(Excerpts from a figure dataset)
>>

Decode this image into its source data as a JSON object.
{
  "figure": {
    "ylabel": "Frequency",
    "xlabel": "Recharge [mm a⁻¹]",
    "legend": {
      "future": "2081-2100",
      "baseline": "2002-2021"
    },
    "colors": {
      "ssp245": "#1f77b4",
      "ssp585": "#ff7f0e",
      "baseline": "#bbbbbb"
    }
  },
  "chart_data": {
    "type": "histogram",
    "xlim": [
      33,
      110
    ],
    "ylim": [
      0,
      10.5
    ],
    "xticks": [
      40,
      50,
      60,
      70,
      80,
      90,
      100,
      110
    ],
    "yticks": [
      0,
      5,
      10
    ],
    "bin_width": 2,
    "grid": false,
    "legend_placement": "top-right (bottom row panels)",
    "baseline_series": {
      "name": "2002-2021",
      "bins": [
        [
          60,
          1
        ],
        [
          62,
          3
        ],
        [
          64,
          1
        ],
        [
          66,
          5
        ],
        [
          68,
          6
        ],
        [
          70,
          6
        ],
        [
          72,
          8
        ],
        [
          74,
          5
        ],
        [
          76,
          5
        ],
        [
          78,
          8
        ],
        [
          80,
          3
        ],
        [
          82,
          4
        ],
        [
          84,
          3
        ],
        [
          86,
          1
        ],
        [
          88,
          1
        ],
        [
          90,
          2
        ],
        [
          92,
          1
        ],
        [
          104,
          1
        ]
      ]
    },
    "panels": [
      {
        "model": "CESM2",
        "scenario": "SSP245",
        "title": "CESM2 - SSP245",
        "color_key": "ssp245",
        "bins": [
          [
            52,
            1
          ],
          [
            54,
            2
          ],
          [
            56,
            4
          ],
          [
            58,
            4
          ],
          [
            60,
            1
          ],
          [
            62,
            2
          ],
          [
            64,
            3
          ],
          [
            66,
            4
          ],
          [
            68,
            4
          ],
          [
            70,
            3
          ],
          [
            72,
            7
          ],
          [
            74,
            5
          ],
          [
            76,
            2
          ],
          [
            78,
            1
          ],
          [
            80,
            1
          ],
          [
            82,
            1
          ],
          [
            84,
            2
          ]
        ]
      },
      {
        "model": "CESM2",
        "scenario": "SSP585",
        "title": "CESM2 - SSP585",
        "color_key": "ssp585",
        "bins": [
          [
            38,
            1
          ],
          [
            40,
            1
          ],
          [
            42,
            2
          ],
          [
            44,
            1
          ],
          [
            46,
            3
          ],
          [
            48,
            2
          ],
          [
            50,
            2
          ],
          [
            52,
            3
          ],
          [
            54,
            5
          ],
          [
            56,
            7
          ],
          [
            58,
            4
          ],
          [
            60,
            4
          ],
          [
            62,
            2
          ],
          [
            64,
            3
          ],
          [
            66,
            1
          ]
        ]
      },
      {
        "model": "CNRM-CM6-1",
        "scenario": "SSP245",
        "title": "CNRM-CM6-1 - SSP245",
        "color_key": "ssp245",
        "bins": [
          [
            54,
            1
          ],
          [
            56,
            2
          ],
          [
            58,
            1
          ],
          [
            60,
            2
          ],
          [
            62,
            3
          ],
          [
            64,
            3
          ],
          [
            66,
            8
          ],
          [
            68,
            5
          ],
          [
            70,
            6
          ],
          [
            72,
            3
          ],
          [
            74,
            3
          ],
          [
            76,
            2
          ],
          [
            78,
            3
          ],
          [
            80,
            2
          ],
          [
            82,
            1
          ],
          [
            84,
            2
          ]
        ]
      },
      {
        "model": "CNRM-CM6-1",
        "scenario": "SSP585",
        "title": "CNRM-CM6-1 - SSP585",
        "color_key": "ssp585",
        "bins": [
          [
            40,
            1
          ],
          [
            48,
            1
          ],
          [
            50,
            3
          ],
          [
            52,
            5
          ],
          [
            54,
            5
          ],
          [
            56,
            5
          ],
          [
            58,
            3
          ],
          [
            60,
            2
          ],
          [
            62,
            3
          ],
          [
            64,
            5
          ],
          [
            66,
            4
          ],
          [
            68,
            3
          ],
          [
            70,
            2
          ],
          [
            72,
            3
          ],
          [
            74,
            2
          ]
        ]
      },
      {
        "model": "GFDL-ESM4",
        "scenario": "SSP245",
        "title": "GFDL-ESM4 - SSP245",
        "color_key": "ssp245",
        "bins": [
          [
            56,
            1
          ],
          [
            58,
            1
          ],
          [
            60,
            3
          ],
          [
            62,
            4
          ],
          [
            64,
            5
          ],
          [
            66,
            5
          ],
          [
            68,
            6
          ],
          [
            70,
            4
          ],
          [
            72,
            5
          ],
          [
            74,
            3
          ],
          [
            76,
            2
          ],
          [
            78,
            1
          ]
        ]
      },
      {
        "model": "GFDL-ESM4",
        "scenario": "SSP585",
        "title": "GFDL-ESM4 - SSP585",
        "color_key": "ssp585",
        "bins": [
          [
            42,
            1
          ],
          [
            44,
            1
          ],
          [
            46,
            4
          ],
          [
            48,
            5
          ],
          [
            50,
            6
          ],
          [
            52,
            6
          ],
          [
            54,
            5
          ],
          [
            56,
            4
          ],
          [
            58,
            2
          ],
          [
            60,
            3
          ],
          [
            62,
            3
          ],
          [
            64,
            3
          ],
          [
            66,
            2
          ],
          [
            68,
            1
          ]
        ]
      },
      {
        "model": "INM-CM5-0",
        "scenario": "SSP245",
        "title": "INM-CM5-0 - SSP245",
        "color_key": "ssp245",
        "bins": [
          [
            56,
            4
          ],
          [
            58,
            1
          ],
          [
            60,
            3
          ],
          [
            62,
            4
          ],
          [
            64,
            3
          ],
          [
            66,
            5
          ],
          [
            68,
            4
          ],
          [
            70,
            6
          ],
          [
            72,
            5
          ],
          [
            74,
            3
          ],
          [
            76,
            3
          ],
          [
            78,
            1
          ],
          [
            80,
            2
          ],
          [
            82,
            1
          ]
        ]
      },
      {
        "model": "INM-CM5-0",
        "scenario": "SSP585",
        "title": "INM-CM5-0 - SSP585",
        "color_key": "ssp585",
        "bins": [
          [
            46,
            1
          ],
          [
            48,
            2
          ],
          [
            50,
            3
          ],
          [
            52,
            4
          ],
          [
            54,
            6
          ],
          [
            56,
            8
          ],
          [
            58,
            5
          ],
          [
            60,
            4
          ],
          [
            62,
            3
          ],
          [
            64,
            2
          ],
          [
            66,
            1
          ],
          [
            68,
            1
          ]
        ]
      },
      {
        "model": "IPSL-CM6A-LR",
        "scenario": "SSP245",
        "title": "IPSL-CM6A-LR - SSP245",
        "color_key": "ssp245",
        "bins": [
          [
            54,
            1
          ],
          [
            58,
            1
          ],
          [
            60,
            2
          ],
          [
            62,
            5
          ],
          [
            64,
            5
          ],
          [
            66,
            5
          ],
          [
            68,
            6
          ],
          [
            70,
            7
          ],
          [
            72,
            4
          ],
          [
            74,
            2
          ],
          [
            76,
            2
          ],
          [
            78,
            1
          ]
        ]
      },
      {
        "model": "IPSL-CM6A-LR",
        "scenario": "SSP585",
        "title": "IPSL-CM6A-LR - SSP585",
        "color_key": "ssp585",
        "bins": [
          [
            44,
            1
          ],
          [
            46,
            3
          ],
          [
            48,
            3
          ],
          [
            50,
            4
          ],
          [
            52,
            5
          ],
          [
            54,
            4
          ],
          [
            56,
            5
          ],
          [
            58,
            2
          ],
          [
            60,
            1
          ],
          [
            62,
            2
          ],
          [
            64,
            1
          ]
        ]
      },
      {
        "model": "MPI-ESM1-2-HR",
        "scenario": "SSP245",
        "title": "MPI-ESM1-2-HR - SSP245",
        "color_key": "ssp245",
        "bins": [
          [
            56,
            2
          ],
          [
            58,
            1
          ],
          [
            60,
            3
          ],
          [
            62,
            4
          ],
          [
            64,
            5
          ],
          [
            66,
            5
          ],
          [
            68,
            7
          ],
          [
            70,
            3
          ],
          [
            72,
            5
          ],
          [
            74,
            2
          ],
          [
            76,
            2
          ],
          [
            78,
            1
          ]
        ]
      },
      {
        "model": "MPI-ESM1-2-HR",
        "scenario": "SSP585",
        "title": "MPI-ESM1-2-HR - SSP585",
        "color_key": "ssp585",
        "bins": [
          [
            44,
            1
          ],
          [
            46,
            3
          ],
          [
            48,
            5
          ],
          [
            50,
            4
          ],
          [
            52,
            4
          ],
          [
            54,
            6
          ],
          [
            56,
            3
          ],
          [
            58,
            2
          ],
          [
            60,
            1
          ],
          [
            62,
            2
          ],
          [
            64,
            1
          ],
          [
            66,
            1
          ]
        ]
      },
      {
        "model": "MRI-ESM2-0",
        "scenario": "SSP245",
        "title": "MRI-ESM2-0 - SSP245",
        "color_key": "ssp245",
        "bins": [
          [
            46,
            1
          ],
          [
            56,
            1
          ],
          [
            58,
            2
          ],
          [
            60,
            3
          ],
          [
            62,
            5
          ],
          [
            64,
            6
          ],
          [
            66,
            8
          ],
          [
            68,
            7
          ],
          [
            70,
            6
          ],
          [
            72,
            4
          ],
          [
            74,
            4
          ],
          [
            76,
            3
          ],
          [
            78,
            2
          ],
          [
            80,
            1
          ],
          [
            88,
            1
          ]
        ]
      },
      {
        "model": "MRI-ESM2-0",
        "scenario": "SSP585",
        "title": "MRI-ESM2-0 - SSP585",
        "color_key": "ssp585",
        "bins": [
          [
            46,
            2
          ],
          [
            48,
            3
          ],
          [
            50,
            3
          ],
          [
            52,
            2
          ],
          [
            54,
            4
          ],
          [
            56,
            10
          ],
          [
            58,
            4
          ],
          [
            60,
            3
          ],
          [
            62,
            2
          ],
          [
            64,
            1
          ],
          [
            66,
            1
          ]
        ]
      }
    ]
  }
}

<<

**Exercise objective:**
Sift the material for lines with the string "GFDL". Copy each one found.

**Task response:**
        "model": "GFDL-ESM4",
        "title": "GFDL-ESM4 - SSP245",
        "model": "GFDL-ESM4",
        "title": "GFDL-ESM4 - SSP585",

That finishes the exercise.